Record list:
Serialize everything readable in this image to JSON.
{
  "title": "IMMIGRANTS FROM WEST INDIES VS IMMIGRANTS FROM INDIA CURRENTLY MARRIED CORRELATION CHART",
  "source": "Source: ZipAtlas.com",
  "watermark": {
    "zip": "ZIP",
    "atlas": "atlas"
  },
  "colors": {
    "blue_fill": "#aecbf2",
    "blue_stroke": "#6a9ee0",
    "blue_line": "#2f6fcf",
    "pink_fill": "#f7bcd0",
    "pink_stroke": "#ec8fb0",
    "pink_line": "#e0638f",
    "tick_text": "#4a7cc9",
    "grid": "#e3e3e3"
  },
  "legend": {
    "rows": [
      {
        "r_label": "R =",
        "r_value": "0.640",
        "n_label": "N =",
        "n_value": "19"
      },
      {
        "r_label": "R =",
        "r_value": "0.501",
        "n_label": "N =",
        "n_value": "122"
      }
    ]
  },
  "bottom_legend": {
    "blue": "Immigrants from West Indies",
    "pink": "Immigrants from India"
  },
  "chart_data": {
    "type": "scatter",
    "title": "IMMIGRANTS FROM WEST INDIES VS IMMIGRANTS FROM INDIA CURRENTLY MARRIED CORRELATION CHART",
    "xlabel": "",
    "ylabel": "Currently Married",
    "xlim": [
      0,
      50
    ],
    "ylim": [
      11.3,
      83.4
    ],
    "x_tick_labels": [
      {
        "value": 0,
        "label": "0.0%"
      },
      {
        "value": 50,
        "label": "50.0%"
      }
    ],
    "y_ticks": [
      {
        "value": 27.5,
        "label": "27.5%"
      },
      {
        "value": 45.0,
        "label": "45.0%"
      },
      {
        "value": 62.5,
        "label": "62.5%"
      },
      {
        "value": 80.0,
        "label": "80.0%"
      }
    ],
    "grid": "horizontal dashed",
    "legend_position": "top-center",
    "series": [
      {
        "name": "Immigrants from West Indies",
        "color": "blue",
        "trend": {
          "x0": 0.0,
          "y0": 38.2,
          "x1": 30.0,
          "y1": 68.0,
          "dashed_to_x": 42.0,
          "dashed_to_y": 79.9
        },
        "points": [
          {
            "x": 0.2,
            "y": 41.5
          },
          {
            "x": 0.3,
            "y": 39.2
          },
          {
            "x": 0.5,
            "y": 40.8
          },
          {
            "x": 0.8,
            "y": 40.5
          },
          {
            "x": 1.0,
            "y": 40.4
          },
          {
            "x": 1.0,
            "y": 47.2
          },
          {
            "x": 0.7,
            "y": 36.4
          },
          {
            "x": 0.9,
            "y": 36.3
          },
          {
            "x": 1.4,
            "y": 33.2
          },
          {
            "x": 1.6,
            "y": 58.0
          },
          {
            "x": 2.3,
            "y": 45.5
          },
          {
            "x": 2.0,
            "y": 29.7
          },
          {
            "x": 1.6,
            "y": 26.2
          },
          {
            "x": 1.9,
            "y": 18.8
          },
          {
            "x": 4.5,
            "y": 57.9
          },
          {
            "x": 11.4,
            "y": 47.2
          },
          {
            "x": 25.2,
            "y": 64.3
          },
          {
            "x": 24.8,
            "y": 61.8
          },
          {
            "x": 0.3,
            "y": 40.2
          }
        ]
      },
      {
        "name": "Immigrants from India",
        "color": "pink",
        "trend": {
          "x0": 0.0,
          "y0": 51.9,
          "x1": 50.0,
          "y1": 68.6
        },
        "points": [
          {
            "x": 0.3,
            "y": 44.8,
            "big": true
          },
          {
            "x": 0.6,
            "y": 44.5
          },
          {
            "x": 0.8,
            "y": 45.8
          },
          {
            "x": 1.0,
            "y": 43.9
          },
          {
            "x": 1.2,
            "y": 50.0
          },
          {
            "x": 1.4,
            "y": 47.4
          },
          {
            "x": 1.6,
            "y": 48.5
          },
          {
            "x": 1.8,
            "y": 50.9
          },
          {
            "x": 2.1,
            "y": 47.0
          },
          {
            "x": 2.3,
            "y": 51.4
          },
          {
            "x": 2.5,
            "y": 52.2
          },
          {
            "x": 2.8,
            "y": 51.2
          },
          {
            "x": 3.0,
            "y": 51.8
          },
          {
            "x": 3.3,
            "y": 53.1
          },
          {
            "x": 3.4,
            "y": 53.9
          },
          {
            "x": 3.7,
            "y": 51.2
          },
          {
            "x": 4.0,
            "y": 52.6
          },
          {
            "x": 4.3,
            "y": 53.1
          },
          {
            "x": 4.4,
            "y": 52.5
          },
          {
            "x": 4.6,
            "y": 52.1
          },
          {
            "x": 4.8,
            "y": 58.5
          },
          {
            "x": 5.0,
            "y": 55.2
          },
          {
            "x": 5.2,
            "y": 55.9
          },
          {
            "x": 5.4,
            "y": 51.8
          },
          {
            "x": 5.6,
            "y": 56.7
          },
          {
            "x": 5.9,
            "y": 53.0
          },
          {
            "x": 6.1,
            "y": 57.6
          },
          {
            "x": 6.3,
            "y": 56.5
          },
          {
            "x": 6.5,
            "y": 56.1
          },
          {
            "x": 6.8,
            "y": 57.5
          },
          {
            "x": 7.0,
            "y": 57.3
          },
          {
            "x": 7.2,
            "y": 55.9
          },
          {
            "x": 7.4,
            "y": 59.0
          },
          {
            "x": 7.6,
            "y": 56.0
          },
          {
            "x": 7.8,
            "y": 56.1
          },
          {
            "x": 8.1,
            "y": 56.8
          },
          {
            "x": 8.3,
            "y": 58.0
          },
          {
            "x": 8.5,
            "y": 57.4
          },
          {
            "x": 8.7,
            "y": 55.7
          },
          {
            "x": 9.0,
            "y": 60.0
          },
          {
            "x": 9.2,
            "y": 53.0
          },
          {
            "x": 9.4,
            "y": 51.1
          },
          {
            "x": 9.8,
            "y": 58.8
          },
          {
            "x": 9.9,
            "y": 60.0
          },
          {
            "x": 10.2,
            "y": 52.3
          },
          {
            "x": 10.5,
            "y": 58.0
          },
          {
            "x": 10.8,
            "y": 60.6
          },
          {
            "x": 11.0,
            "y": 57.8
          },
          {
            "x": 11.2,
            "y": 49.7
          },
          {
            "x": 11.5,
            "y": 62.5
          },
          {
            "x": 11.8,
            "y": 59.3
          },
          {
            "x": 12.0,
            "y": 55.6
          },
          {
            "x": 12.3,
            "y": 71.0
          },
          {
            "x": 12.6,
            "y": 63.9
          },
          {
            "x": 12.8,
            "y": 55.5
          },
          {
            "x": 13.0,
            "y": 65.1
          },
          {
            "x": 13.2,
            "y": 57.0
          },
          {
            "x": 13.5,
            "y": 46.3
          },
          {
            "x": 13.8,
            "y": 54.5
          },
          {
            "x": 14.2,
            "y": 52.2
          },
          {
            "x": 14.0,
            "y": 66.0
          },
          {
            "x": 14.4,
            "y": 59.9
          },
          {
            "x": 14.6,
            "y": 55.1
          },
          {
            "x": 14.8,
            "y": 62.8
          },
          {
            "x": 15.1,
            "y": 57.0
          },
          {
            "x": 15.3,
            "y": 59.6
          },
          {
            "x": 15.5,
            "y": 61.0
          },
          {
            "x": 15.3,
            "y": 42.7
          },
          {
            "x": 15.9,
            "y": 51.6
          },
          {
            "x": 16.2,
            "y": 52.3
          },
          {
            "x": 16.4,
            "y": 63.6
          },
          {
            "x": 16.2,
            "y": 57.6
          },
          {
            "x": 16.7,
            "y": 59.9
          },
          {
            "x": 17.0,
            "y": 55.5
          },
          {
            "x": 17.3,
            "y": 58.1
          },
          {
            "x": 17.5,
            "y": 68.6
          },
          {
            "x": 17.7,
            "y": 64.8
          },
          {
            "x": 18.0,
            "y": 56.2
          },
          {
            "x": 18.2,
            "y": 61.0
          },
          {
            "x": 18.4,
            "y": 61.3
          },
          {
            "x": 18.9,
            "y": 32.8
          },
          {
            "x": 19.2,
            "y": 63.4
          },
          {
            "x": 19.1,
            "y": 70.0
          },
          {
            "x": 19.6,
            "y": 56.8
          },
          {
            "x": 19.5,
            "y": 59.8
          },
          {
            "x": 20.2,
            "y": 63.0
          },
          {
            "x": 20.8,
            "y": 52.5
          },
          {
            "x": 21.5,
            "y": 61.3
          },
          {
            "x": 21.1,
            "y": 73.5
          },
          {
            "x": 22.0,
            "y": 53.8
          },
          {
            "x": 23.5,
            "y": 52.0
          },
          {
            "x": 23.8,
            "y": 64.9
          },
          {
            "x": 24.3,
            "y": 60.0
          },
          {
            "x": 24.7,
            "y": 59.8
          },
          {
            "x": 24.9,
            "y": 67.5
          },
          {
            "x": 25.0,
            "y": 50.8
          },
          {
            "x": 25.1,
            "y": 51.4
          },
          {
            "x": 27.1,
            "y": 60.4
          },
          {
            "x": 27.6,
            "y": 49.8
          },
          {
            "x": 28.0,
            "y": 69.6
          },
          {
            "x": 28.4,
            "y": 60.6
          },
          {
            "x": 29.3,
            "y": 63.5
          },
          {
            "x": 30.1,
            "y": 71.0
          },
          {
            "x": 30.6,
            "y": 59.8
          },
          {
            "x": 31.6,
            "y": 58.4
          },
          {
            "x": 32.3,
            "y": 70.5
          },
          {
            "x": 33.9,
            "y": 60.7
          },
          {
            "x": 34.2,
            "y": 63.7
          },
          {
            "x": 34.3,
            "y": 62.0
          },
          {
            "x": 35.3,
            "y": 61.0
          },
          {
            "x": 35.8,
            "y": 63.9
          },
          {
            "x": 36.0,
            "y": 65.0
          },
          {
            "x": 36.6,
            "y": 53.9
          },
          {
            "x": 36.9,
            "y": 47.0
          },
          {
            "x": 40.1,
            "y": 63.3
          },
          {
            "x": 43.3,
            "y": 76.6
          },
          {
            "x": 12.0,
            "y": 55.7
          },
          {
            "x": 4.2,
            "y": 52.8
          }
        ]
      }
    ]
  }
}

Goal:
Scan the material above. Copy each line that holds the word "grid".

Written solution:
    "grid": "#e3e3e3"
    "grid": "horizontal dashed",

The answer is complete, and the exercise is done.